» **Stated goal**:
Where a line in the listing contains the string "International", copy that line out.

## Begin The records

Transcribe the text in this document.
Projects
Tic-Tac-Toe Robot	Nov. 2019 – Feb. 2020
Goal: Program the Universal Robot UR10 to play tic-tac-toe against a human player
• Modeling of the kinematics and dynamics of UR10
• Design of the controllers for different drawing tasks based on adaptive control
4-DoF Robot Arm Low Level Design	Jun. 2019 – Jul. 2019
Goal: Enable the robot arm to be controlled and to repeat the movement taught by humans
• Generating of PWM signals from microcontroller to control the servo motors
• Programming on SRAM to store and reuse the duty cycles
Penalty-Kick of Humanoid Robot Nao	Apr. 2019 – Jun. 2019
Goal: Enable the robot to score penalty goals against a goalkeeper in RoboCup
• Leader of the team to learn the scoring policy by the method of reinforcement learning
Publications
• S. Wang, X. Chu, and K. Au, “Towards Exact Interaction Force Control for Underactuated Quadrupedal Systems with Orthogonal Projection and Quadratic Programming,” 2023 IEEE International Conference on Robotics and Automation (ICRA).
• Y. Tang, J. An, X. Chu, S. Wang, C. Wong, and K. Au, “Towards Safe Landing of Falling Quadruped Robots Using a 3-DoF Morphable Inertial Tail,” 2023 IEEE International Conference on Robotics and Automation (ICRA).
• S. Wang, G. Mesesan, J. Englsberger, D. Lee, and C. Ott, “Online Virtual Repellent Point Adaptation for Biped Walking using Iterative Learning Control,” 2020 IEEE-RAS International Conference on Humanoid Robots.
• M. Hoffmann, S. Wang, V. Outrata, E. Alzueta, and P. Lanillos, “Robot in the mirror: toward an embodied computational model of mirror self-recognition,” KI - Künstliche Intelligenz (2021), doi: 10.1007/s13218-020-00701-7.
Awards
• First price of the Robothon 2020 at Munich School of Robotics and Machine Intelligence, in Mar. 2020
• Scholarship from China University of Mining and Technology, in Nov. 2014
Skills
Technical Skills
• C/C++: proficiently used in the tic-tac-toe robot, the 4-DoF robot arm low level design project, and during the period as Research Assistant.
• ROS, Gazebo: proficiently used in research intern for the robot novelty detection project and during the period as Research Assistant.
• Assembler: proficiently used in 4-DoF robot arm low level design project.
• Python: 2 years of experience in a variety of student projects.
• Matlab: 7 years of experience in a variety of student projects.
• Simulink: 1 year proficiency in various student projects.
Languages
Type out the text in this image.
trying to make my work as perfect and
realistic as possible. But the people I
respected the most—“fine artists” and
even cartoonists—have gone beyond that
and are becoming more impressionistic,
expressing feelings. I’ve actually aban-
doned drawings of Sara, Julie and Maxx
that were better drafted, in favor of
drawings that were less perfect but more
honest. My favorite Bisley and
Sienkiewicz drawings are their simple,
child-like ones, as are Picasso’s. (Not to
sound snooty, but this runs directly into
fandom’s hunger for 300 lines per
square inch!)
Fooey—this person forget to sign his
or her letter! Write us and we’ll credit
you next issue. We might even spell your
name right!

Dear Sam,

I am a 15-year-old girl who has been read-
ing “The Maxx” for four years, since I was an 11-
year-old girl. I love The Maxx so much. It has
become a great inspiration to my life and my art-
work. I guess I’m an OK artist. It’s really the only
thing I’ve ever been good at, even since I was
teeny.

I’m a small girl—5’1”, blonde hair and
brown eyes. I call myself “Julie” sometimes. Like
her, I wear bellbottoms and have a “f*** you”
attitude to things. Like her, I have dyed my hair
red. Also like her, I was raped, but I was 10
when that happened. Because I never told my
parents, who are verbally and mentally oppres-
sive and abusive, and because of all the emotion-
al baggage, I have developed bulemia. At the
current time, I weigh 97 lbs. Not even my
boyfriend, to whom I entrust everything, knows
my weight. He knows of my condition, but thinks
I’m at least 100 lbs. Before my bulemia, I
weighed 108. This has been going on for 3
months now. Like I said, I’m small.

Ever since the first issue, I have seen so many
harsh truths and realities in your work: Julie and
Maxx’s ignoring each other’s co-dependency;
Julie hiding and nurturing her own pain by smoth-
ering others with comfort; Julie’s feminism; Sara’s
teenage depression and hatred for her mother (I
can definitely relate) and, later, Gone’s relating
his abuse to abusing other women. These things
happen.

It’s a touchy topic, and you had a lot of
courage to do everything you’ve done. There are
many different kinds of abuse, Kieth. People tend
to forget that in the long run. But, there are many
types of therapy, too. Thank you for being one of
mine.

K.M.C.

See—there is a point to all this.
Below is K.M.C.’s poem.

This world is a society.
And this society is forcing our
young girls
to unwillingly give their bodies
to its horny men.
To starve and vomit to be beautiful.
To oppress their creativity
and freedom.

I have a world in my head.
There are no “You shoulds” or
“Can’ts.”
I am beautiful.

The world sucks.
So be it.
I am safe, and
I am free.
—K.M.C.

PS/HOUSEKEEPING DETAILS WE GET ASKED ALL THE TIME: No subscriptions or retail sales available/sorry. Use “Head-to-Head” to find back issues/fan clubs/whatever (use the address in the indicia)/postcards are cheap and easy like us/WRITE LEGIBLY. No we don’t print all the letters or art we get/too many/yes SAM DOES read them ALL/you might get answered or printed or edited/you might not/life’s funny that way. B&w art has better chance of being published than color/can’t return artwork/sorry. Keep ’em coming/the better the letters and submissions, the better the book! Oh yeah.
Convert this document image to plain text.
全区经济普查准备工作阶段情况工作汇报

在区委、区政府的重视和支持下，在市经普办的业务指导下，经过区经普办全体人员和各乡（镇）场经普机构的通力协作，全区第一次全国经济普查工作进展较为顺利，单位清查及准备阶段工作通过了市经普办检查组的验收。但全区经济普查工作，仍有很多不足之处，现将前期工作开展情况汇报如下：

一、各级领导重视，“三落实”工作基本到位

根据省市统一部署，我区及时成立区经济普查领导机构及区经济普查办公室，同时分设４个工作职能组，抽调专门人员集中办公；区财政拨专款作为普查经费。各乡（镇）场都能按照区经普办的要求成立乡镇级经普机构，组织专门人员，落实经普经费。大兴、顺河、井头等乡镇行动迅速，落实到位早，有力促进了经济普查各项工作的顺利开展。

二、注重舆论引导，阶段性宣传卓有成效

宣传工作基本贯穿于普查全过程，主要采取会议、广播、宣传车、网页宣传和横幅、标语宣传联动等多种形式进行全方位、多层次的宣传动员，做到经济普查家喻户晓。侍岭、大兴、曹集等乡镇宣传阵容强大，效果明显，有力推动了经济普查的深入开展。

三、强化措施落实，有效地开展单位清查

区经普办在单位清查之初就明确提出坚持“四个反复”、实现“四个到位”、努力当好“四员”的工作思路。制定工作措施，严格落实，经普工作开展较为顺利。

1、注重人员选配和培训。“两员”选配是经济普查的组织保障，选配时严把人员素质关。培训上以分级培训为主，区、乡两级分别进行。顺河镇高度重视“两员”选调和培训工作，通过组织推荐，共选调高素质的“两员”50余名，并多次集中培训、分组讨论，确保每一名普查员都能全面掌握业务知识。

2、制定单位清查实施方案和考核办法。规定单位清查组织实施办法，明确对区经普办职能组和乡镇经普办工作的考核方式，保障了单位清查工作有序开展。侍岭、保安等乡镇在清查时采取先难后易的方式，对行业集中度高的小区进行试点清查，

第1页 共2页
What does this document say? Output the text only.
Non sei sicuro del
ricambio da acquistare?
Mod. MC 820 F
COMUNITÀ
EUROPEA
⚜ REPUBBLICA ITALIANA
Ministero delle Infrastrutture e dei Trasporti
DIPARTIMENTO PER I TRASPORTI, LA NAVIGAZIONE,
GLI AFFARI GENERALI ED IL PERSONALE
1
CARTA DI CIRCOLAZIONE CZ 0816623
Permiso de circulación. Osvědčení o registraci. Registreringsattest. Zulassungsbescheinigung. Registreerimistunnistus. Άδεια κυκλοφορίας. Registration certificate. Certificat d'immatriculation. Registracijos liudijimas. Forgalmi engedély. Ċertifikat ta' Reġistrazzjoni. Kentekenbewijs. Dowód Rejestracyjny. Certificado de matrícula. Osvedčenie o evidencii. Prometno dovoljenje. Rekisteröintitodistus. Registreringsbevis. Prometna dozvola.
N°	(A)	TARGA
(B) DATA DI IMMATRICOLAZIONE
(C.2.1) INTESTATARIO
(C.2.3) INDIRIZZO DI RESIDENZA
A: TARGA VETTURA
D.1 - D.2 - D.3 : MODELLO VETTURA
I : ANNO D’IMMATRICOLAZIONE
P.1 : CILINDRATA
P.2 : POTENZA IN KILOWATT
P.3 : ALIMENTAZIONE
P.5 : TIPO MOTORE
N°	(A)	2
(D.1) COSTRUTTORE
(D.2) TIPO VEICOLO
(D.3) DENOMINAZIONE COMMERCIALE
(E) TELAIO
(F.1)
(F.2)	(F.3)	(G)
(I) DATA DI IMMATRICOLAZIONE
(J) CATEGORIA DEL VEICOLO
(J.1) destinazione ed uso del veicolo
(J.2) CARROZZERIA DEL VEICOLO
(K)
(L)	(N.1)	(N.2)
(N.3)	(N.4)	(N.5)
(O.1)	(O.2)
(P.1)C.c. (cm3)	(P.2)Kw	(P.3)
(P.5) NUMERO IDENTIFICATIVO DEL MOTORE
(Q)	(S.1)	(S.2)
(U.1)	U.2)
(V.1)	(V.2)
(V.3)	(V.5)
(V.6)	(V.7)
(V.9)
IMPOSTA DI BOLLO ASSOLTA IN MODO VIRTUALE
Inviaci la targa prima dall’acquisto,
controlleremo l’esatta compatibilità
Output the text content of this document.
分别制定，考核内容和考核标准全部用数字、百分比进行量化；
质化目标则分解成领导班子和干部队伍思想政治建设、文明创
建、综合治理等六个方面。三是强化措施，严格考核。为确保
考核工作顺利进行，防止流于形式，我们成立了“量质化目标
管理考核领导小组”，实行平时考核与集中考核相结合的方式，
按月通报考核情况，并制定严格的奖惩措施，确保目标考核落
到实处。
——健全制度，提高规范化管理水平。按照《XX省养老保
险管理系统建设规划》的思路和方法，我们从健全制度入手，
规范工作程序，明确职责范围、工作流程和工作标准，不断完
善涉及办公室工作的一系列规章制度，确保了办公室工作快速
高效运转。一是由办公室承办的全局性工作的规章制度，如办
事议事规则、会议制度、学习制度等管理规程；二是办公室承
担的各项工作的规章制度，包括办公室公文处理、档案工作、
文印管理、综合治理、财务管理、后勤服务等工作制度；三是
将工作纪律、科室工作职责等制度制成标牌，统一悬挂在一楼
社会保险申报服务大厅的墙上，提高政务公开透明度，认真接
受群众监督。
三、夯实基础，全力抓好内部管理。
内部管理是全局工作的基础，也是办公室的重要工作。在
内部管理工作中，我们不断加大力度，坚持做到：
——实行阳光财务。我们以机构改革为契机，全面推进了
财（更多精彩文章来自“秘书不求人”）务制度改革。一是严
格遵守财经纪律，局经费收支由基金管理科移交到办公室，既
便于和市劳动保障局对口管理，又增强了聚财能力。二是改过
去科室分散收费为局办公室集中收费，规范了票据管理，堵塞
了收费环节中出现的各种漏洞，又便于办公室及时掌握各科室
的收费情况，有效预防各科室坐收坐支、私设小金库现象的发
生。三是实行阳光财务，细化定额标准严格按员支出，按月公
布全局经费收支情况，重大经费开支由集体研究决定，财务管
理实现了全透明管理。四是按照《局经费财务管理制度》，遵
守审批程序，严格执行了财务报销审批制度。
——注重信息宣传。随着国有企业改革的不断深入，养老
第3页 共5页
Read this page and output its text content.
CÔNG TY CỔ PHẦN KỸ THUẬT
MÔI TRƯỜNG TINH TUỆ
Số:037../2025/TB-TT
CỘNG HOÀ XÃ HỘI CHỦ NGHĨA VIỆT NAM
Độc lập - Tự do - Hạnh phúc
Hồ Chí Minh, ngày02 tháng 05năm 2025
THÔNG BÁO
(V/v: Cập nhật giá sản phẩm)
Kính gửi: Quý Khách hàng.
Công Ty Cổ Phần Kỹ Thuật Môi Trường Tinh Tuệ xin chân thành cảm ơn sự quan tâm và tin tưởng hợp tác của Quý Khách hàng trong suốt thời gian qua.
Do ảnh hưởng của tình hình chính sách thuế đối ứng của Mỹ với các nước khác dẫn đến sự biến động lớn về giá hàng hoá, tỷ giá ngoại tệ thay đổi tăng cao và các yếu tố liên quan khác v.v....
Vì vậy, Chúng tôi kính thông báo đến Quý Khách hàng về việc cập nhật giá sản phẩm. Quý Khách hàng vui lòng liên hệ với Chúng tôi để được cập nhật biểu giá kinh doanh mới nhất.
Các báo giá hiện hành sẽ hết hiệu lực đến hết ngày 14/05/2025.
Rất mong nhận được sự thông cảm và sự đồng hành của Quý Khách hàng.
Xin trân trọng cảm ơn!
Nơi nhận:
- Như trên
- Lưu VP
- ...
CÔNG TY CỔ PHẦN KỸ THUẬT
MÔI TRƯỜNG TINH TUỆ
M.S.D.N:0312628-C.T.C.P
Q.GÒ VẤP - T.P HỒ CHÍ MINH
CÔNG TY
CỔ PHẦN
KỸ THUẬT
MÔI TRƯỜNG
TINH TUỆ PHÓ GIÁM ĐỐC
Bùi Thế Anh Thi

## End The records

» **Solution**:
• S. Wang, X. Chu, and K. Au, “Towards Exact Interaction Force Control for Underactuated Quadrupedal Systems with Orthogonal Projection and Quadratic Programming,” 2023 IEEE International Conference on Robotics and Automation (ICRA).
• Y. Tang, J. An, X. Chu, S. Wang, C. Wong, and K. Au, “Towards Safe Landing of Falling Quadruped Robots Using a 3-DoF Morphable Inertial Tail,” 2023 IEEE International Conference on Robotics and Automation (ICRA).
• S. Wang, G. Mesesan, J. Englsberger, D. Lee, and C. Ott, “Online Virtual Repellent Point Adaptation for Biped Walking using Iterative Learning Control,” 2020 IEEE-RAS International Conference on Humanoid Robots.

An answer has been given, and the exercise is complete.